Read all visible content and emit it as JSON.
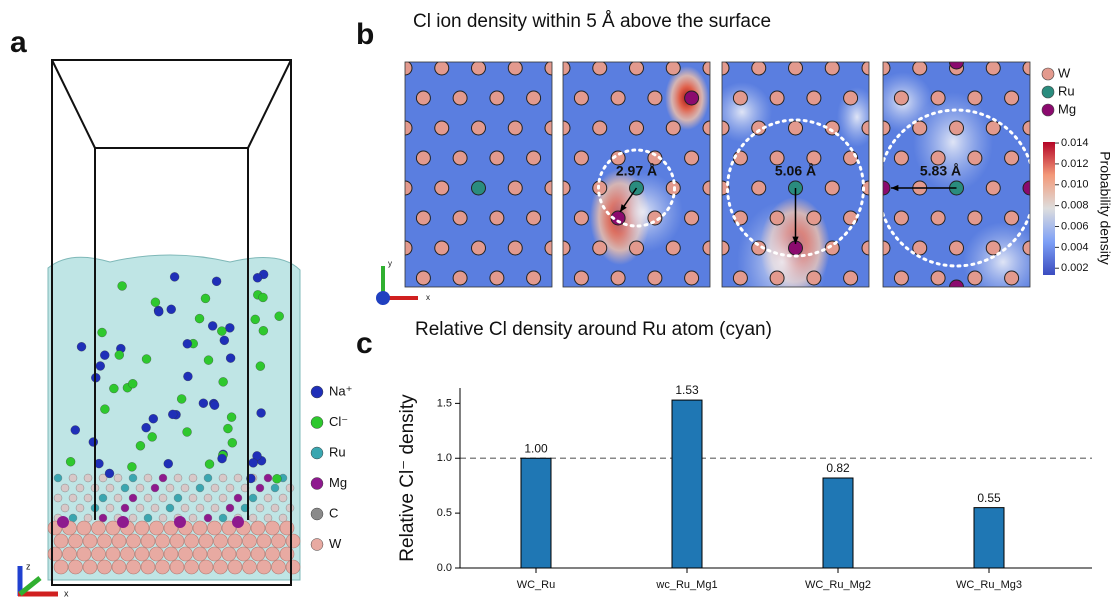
{
  "panel_a": {
    "label": "a",
    "axes": [
      "z",
      "x"
    ],
    "legend": [
      {
        "name": "Na⁺",
        "color": "#1f2fb8"
      },
      {
        "name": "Cl⁻",
        "color": "#2ec82e"
      },
      {
        "name": "Ru",
        "color": "#3aa6b0"
      },
      {
        "name": "Mg",
        "color": "#8e1a8e"
      },
      {
        "name": "C",
        "color": "#8a8a8a"
      },
      {
        "name": "W",
        "color": "#e8aaa2"
      }
    ]
  },
  "panel_b": {
    "label": "b",
    "title": "Cl ion density within 5 Å above the surface",
    "axes": [
      "y",
      "x"
    ],
    "distances": [
      "2.97 Å",
      "5.06 Å",
      "5.83 Å"
    ],
    "legend": [
      {
        "name": "W",
        "color": "#e39a8e"
      },
      {
        "name": "Ru",
        "color": "#2a8c7e"
      },
      {
        "name": "Mg",
        "color": "#8b0a6e"
      }
    ],
    "colorbar": {
      "label": "Probability density",
      "lim": [
        0.00135,
        0.0141
      ],
      "ticks": [
        0.002,
        0.004,
        0.006,
        0.008,
        {
          "value": 0.01,
          "label": "0.010"
        },
        0.012,
        0.014
      ]
    }
  },
  "panel_c_label": "c",
  "chart_data": {
    "type": "bar",
    "title": "Relative Cl density around Ru atom (cyan)",
    "y_label": "Relative Cl⁻ density",
    "categories": [
      "WC_Ru",
      "wc_Ru_Mg1",
      "WC_Ru_Mg2",
      "WC_Ru_Mg3"
    ],
    "values": [
      1.0,
      1.53,
      0.82,
      0.55
    ],
    "value_labels": [
      "1.00",
      "1.53",
      "0.82",
      "0.55"
    ],
    "color": "#1f77b4",
    "ylim": [
      0,
      1.64
    ],
    "yticks": [
      {
        "value": 0,
        "label": "0.0"
      },
      0.5,
      {
        "value": 1,
        "label": "1.0"
      },
      1.5
    ],
    "hline": 1
  }
}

■ **Exercise goal**: Images in the data above are to be skipped. Retype all other material exactly.

■ **The output**:
Read all visible content and emit it as JSON.
{
  "panel_a": {
    "label": "a",
    "axes": [
      "z",
      "x"
    ],
    "legend": [
      {
        "name": "Na⁺",
        "color": "#1f2fb8"
      },
      {
        "name": "Cl⁻",
        "color": "#2ec82e"
      },
      {
        "name": "Ru",
        "color": "#3aa6b0"
      },
      {
        "name": "Mg",
        "color": "#8e1a8e"
      },
      {
        "name": "C",
        "color": "#8a8a8a"
      },
      {
        "name": "W",
        "color": "#e8aaa2"
      }
    ]
  },
  "panel_b": {
    "label": "b",
    "title": "Cl ion density within 5 Å above the surface",
    "axes": [
      "y",
      "x"
    ],
    "distances": [
      "2.97 Å",
      "5.06 Å",
      "5.83 Å"
    ],
    "legend": [
      {
        "name": "W",
        "color": "#e39a8e"
      },
      {
        "name": "Ru",
        "color": "#2a8c7e"
      },
      {
        "name": "Mg",
        "color": "#8b0a6e"
      }
    ],
    "colorbar": {
      "label": "Probability density",
      "lim": [
        0.00135,
        0.0141
      ],
      "ticks": [
        0.002,
        0.004,
        0.006,
        0.008,
        {
          "value": 0.01,
          "label": "0.010"
        },
        0.012,
        0.014
      ]
    }
  },
  "panel_c_label": "c",
  "chart_data": {
    "type": "bar",
    "title": "Relative Cl density around Ru atom (cyan)",
    "y_label": "Relative Cl⁻ density",
    "categories": [
      "WC_Ru",
      "wc_Ru_Mg1",
      "WC_Ru_Mg2",
      "WC_Ru_Mg3"
    ],
    "values": [
      1.0,
      1.53,
      0.82,
      0.55
    ],
    "value_labels": [
      "1.00",
      "1.53",
      "0.82",
      "0.55"
    ],
    "color": "#1f77b4",
    "ylim": [
      0,
      1.64
    ],
    "yticks": [
      {
        "value": 0,
        "label": "0.0"
      },
      0.5,
      {
        "value": 1,
        "label": "1.0"
      },
      1.5
    ],
    "hline": 1
  }
}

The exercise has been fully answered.